STATED TASK> From the entries below, pull out each line where "golpes" appears.

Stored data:
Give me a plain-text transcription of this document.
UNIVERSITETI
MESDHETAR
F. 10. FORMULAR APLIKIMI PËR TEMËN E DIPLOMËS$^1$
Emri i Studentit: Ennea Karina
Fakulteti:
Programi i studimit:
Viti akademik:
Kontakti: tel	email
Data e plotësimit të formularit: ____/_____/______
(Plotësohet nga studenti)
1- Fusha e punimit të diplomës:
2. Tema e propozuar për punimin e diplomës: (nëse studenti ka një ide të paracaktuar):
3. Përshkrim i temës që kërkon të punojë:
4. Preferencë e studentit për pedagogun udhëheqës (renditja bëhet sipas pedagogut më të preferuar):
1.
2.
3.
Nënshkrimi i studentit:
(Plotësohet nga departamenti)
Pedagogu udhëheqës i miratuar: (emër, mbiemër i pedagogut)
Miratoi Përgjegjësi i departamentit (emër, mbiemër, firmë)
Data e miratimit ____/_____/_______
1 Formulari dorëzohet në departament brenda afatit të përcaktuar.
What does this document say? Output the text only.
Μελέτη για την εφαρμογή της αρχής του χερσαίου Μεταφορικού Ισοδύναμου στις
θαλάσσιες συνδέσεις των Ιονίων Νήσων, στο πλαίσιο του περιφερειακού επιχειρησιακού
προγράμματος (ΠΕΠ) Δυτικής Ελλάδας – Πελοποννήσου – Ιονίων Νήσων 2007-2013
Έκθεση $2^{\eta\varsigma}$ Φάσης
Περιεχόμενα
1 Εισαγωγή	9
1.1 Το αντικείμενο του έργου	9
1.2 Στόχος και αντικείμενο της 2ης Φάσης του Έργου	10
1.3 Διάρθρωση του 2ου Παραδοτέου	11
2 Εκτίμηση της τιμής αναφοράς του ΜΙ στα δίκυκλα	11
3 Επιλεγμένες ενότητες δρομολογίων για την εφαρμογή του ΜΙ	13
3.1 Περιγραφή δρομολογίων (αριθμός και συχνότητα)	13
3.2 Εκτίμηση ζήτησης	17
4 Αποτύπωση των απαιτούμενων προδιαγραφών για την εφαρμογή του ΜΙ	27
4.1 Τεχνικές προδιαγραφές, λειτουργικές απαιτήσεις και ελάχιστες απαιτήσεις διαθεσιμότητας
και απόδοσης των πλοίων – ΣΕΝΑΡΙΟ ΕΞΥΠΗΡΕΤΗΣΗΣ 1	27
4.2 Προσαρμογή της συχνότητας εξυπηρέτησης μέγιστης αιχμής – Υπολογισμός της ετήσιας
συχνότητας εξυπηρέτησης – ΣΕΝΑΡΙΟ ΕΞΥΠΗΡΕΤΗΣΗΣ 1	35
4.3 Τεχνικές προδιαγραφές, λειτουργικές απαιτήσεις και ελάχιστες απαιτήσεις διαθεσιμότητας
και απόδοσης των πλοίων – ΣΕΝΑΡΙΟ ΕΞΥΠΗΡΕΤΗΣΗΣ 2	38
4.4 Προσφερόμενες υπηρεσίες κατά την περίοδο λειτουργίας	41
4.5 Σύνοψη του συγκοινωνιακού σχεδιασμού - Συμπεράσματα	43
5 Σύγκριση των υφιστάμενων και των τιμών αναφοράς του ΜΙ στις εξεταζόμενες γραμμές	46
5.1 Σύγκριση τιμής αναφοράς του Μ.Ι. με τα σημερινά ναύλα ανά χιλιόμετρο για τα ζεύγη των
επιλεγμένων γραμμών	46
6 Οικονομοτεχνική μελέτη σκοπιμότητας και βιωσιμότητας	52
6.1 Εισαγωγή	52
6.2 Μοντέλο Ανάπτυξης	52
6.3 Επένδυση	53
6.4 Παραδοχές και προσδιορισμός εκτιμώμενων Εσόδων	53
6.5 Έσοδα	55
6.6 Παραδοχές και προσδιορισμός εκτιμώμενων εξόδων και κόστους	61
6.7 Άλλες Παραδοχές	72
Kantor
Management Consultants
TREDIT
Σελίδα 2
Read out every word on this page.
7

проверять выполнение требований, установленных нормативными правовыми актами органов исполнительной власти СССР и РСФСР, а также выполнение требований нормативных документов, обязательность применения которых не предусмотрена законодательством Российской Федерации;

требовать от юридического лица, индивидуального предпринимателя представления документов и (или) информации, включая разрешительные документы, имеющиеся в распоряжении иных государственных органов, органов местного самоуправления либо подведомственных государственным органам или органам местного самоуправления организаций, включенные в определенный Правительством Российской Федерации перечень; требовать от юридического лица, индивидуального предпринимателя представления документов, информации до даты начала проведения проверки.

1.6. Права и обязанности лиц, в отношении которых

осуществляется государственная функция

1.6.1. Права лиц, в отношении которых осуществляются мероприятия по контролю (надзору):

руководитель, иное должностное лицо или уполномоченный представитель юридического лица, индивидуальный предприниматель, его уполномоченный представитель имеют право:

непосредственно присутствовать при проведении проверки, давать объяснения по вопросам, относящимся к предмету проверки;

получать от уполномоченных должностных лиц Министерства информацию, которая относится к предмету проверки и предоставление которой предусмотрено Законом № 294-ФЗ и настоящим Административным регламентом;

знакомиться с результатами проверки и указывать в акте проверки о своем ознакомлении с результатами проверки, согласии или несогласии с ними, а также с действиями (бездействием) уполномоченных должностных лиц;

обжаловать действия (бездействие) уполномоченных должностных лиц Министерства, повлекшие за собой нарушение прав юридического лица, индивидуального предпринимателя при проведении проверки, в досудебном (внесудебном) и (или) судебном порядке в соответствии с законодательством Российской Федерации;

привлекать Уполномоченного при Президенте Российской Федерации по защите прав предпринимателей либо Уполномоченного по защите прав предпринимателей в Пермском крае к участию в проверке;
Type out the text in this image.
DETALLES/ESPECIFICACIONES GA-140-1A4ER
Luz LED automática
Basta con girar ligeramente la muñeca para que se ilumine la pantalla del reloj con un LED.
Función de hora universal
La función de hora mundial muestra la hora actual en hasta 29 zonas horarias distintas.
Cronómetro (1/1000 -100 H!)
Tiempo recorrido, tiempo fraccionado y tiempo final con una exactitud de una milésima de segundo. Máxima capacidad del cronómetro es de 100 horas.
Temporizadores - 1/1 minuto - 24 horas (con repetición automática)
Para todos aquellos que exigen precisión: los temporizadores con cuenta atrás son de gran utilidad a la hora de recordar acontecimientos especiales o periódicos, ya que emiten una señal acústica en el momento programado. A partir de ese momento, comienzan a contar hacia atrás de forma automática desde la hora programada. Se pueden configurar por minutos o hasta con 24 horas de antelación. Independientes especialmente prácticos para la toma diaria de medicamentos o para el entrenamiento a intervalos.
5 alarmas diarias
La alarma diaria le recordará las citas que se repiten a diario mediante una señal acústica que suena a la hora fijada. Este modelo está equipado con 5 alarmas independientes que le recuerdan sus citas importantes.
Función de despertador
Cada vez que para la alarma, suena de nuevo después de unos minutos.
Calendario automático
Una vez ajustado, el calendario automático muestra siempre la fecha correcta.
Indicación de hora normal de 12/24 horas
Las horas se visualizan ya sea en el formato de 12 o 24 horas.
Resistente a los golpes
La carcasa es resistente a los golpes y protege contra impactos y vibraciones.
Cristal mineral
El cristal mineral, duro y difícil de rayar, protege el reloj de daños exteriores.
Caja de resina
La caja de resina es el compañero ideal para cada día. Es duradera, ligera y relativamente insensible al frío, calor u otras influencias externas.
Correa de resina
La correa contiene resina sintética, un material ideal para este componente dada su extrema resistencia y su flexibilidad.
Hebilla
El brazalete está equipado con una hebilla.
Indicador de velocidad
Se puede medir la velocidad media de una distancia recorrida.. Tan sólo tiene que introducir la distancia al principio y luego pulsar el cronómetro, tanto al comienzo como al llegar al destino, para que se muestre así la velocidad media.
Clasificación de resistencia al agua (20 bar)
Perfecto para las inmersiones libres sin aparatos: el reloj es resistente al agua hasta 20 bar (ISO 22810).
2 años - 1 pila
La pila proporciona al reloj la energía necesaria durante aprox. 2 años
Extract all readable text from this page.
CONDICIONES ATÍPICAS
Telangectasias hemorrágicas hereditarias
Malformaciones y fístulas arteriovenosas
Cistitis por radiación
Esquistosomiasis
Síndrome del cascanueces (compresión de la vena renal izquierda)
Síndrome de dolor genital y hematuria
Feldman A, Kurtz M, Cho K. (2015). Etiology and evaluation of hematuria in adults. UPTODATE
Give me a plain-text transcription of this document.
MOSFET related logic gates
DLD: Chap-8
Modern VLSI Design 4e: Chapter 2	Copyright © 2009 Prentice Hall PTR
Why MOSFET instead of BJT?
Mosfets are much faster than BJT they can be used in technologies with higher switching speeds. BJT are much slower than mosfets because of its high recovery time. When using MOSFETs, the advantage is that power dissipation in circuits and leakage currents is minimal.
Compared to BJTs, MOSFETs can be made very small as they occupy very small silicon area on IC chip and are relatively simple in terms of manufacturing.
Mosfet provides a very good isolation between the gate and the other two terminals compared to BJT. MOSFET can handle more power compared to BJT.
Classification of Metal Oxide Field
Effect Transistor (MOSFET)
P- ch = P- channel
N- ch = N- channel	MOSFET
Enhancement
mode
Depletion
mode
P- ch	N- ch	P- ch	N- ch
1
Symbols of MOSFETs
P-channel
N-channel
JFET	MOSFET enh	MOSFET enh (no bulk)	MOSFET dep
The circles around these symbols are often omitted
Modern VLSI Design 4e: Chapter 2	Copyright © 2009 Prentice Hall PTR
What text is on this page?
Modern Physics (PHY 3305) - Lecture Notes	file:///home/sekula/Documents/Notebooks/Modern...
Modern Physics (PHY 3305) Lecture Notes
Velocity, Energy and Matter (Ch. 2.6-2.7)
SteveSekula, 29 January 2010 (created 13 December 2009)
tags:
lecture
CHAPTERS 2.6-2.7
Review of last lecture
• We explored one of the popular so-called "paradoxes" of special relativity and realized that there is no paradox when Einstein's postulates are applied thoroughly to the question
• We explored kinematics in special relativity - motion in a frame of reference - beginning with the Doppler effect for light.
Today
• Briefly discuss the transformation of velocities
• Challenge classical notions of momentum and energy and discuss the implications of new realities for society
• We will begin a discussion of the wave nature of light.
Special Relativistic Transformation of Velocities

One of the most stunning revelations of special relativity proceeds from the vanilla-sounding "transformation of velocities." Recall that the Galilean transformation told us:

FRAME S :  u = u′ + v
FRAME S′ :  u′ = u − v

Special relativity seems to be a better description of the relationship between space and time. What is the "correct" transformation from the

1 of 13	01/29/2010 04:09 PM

EXPECTED OUTPUT>
Resistente a los golpes
La carcasa es resistente a los golpes y protege contra impactos y vibraciones.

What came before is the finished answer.